REQUIREMENTS
Put each line of the items below into a JSON list of strings, one string per line, leaving out blank lines.

RECORD LIST
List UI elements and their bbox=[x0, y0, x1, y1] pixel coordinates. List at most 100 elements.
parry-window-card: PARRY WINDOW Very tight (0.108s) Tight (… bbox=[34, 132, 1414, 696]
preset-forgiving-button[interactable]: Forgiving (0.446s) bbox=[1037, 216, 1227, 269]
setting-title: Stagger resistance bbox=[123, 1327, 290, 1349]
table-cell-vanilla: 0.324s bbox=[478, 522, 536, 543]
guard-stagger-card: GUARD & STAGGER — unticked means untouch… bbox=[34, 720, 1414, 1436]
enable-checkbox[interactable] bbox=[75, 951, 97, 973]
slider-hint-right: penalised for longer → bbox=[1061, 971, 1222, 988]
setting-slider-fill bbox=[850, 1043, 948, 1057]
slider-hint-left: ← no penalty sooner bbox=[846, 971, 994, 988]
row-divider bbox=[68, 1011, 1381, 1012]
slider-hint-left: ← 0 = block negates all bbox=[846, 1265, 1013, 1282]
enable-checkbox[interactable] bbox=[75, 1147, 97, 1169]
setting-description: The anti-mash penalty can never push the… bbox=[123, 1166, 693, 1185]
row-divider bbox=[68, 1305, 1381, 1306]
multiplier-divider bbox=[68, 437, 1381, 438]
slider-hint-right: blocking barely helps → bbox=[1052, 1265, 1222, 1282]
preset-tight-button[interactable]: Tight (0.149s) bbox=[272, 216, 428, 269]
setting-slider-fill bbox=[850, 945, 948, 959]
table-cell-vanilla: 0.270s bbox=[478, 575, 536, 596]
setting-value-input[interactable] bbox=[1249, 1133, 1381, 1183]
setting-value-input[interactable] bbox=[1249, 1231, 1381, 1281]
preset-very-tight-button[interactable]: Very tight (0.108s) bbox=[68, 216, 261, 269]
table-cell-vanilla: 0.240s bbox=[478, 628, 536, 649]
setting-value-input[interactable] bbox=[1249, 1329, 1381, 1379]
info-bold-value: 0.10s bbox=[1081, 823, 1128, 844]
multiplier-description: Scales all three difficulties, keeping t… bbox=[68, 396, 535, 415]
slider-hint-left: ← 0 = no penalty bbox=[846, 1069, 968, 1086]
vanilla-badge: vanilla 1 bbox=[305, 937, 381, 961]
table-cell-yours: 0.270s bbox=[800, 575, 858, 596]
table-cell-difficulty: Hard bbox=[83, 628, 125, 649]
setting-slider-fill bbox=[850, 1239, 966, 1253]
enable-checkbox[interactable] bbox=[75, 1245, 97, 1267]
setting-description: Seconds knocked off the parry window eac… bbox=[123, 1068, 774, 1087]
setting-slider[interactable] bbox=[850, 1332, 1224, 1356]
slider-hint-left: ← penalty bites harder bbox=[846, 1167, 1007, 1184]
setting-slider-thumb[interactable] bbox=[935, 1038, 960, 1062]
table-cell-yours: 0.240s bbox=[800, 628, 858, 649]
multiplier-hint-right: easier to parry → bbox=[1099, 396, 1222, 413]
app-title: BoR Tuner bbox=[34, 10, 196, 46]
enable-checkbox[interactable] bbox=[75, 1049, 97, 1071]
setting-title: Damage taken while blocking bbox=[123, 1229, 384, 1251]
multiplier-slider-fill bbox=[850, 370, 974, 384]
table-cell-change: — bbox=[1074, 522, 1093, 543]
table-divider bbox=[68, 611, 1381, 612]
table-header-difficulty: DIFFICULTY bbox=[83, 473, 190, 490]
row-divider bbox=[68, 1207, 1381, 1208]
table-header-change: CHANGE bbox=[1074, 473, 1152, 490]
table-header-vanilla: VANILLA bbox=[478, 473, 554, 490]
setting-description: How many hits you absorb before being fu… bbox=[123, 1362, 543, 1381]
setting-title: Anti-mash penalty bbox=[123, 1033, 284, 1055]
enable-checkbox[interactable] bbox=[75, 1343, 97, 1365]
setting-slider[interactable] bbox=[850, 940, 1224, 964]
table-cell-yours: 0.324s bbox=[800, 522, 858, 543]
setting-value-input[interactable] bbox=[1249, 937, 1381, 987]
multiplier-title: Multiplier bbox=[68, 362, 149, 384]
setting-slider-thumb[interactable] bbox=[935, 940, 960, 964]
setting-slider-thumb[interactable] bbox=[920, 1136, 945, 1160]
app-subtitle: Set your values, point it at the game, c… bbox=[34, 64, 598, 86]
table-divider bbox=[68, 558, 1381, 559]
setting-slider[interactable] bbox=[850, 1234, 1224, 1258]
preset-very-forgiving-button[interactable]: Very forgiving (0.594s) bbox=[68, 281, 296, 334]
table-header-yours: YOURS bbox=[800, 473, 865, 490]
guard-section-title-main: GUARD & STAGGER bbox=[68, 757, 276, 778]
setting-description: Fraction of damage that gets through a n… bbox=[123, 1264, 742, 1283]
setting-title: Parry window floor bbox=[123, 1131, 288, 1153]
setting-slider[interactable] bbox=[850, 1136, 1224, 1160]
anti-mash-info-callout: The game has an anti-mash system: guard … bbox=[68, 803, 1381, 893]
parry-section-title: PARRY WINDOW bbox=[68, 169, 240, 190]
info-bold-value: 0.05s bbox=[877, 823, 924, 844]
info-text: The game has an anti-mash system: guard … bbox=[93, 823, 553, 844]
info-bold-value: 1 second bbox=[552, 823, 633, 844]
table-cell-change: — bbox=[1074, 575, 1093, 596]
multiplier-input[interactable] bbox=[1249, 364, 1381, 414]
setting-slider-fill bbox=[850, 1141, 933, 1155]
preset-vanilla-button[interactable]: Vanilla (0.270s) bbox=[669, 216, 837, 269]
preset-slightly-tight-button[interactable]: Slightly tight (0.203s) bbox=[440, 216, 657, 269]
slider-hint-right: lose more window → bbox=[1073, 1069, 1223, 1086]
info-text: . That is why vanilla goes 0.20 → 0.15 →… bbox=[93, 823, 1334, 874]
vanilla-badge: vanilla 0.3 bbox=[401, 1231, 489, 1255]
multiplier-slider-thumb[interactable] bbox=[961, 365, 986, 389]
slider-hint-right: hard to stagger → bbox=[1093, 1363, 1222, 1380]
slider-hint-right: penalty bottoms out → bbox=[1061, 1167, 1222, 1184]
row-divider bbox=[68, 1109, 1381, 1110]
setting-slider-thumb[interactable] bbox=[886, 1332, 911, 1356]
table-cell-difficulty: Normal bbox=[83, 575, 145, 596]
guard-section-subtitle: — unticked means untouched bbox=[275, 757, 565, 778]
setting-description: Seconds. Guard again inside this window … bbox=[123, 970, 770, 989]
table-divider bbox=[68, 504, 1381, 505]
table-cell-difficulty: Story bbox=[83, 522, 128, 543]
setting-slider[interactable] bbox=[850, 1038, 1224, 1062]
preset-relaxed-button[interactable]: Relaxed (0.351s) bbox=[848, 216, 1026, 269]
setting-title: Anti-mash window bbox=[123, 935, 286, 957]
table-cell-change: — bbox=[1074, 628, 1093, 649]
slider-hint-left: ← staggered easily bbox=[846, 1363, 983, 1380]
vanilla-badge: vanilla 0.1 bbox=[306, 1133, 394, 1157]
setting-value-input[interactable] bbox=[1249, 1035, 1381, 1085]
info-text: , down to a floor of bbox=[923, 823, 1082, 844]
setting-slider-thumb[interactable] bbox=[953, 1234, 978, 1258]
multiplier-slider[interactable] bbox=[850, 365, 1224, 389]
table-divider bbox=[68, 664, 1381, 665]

RESULT
[
  "List UI elements and their bbox=[x0, y0, x1, y1] pixel coordinates. List at most 100 elements.",
  "parry-window-card: PARRY WINDOW Very tight (0.108s) Tight (… bbox=[34, 132, 1414, 696]",
  "preset-forgiving-button[interactable]: Forgiving (0.446s) bbox=[1037, 216, 1227, 269]",
  "setting-title: Stagger resistance bbox=[123, 1327, 290, 1349]",
  "table-cell-vanilla: 0.324s bbox=[478, 522, 536, 543]",
  "guard-stagger-card: GUARD & STAGGER — unticked means untouch… bbox=[34, 720, 1414, 1436]",
  "enable-checkbox[interactable] bbox=[75, 951, 97, 973]",
  "slider-hint-right: penalised for longer → bbox=[1061, 971, 1222, 988]",
  "setting-slider-fill bbox=[850, 1043, 948, 1057]",
  "slider-hint-left: ← no penalty sooner bbox=[846, 971, 994, 988]",
  "row-divider bbox=[68, 1011, 1381, 1012]",
  "slider-hint-left: ← 0 = block negates all bbox=[846, 1265, 1013, 1282]",
  "enable-checkbox[interactable] bbox=[75, 1147, 97, 1169]",
  "setting-description: The anti-mash penalty can never push the… bbox=[123, 1166, 693, 1185]",
  "row-divider bbox=[68, 1305, 1381, 1306]",
  "multiplier-divider bbox=[68, 437, 1381, 438]",
  "slider-hint-right: blocking barely helps → bbox=[1052, 1265, 1222, 1282]",
  "preset-tight-button[interactable]: Tight (0.149s) bbox=[272, 216, 428, 269]",
  "setting-slider-fill bbox=[850, 945, 948, 959]",
  "table-cell-vanilla: 0.270s bbox=[478, 575, 536, 596]",
  "setting-value-input[interactable] bbox=[1249, 1133, 1381, 1183]",
  "setting-value-input[interactable] bbox=[1249, 1231, 1381, 1281]",
  "preset-very-tight-button[interactable]: Very tight (0.108s) bbox=[68, 216, 261, 269]",
  "table-cell-vanilla: 0.240s bbox=[478, 628, 536, 649]",
  "setting-value-input[interactable] bbox=[1249, 1329, 1381, 1379]",
  "info-bold-value: 0.10s bbox=[1081, 823, 1128, 844]",
  "multiplier-description: Scales all three difficulties, keeping t… bbox=[68, 396, 535, 415]",
  "slider-hint-left: ← 0 = no penalty bbox=[846, 1069, 968, 1086]",
  "vanilla-badge: vanilla 1 bbox=[305, 937, 381, 961]",
  "table-cell-yours: 0.270s bbox=[800, 575, 858, 596]",
  "table-cell-difficulty: Hard bbox=[83, 628, 125, 649]",
  "setting-slider-fill bbox=[850, 1239, 966, 1253]",
  "enable-checkbox[interactable] bbox=[75, 1245, 97, 1267]",
  "setting-description: Seconds knocked off the parry window eac… bbox=[123, 1068, 774, 1087]",
  "setting-slider[interactable] bbox=[850, 1332, 1224, 1356]",
  "slider-hint-left: ← penalty bites harder bbox=[846, 1167, 1007, 1184]",
  "setting-slider-thumb[interactable] bbox=[935, 1038, 960, 1062]",
  "table-cell-yours: 0.240s bbox=[800, 628, 858, 649]",
  "multiplier-hint-right: easier to parry → bbox=[1099, 396, 1222, 413]",
  "app-title: BoR Tuner bbox=[34, 10, 196, 46]",
  "enable-checkbox[interactable] bbox=[75, 1049, 97, 1071]",
  "setting-title: Damage taken while blocking bbox=[123, 1229, 384, 1251]",
  "multiplier-slider-fill bbox=[850, 370, 974, 384]",
  "table-cell-change: — bbox=[1074, 522, 1093, 543]",
  "table-divider bbox=[68, 611, 1381, 612]",
  "table-header-difficulty: DIFFICULTY bbox=[83, 473, 190, 490]",
  "row-divider bbox=[68, 1207, 1381, 1208]",
  "table-header-change: CHANGE bbox=[1074, 473, 1152, 490]",
  "table-header-vanilla: VANILLA bbox=[478, 473, 554, 490]",
  "setting-description: How many hits you absorb before being fu… bbox=[123, 1362, 543, 1381]",
  "setting-title: Anti-mash penalty bbox=[123, 1033, 284, 1055]",
  "enable-checkbox[interactable] bbox=[75, 1343, 97, 1365]",
  "setting-slider[interactable] bbox=[850, 940, 1224, 964]",
  "table-cell-yours: 0.324s bbox=[800, 522, 858, 543]",
  "setting-value-input[interactable] bbox=[1249, 937, 1381, 987]",
  "multiplier-title: Multiplier bbox=[68, 362, 149, 384]",
  "setting-slider-thumb[interactable] bbox=[935, 940, 960, 964]",
  "setting-slider-thumb[interactable] bbox=[920, 1136, 945, 1160]",
  "app-subtitle: Set your values, point it at the game, c… bbox=[34, 64, 598, 86]",
  "table-divider bbox=[68, 558, 1381, 559]",
  "setting-slider[interactable] bbox=[850, 1234, 1224, 1258]",
  "preset-very-forgiving-button[interactable]: Very forgiving (0.594s) bbox=[68, 281, 296, 334]",
  "table-header-yours: YOURS bbox=[800, 473, 865, 490]",
  "guard-section-title-main: GUARD & STAGGER bbox=[68, 757, 276, 778]",
  "setting-description: Fraction of damage that gets through a n… bbox=[123, 1264, 742, 1283]",
  "setting-title: Parry window floor bbox=[123, 1131, 288, 1153]",
  "setting-slider[interactable] bbox=[850, 1136, 1224, 1160]",
  "anti-mash-info-callout: The game has an anti-mash system: guard … bbox=[68, 803, 1381, 893]",
  "parry-section-title: PARRY WINDOW bbox=[68, 169, 240, 190]",
  "info-bold-value: 0.05s bbox=[877, 823, 924, 844]",
  "info-text: The game has an anti-mash system: guard … bbox=[93, 823, 553, 844]",
  "info-bold-value: 1 second bbox=[552, 823, 633, 844]",
  "table-cell-change: — bbox=[1074, 575, 1093, 596]",
  "multiplier-input[interactable] bbox=[1249, 364, 1381, 414]",
  "setting-slider-fill bbox=[850, 1141, 933, 1155]",
  "preset-vanilla-button[interactable]: Vanilla (0.270s) bbox=[669, 216, 837, 269]",
  "preset-slightly-tight-button[interactable]: Slightly tight (0.203s) bbox=[440, 216, 657, 269]",
  "slider-hint-right: lose more window → bbox=[1073, 1069, 1223, 1086]",
  "info-text: . That is why vanilla goes 0.20 → 0.15 →… bbox=[93, 823, 1334, 874]",
  "vanilla-badge: vanilla 0.3 bbox=[401, 1231, 489, 1255]",
  "multiplier-slider-thumb[interactable] bbox=[961, 365, 986, 389]",
  "slider-hint-right: hard to stagger → bbox=[1093, 1363, 1222, 1380]",
  "slider-hint-right: penalty bottoms out → bbox=[1061, 1167, 1222, 1184]",
  "row-divider bbox=[68, 1109, 1381, 1110]",
  "setting-slider-thumb[interactable] bbox=[886, 1332, 911, 1356]",
  "table-cell-difficulty: Normal bbox=[83, 575, 145, 596]",
  "guard-section-subtitle: — unticked means untouched bbox=[275, 757, 565, 778]",
  "setting-description: Seconds. Guard again inside this window … bbox=[123, 970, 770, 989]",
  "table-divider bbox=[68, 504, 1381, 505]",
  "table-cell-difficulty: Story bbox=[83, 522, 128, 543]",
  "setting-slider[interactable] bbox=[850, 1038, 1224, 1062]",
  "preset-relaxed-button[interactable]: Relaxed (0.351s) bbox=[848, 216, 1026, 269]",
  "setting-title: Anti-mash window bbox=[123, 935, 286, 957]",
  "table-cell-change: — bbox=[1074, 628, 1093, 649]",
  "slider-hint-left: ← staggered easily bbox=[846, 1363, 983, 1380]",
  "vanilla-badge: vanilla 0.1 bbox=[306, 1133, 394, 1157]",
  "setting-value-input[interactable] bbox=[1249, 1035, 1381, 1085]",
  "info-text: , down to a floor of bbox=[923, 823, 1082, 844]",
  "setting-slider-thumb[interactable] bbox=[953, 1234, 978, 1258]",
  "multiplier-slider[interactable] bbox=[850, 365, 1224, 389]",
  "table-divider bbox=[68, 664, 1381, 665]"
]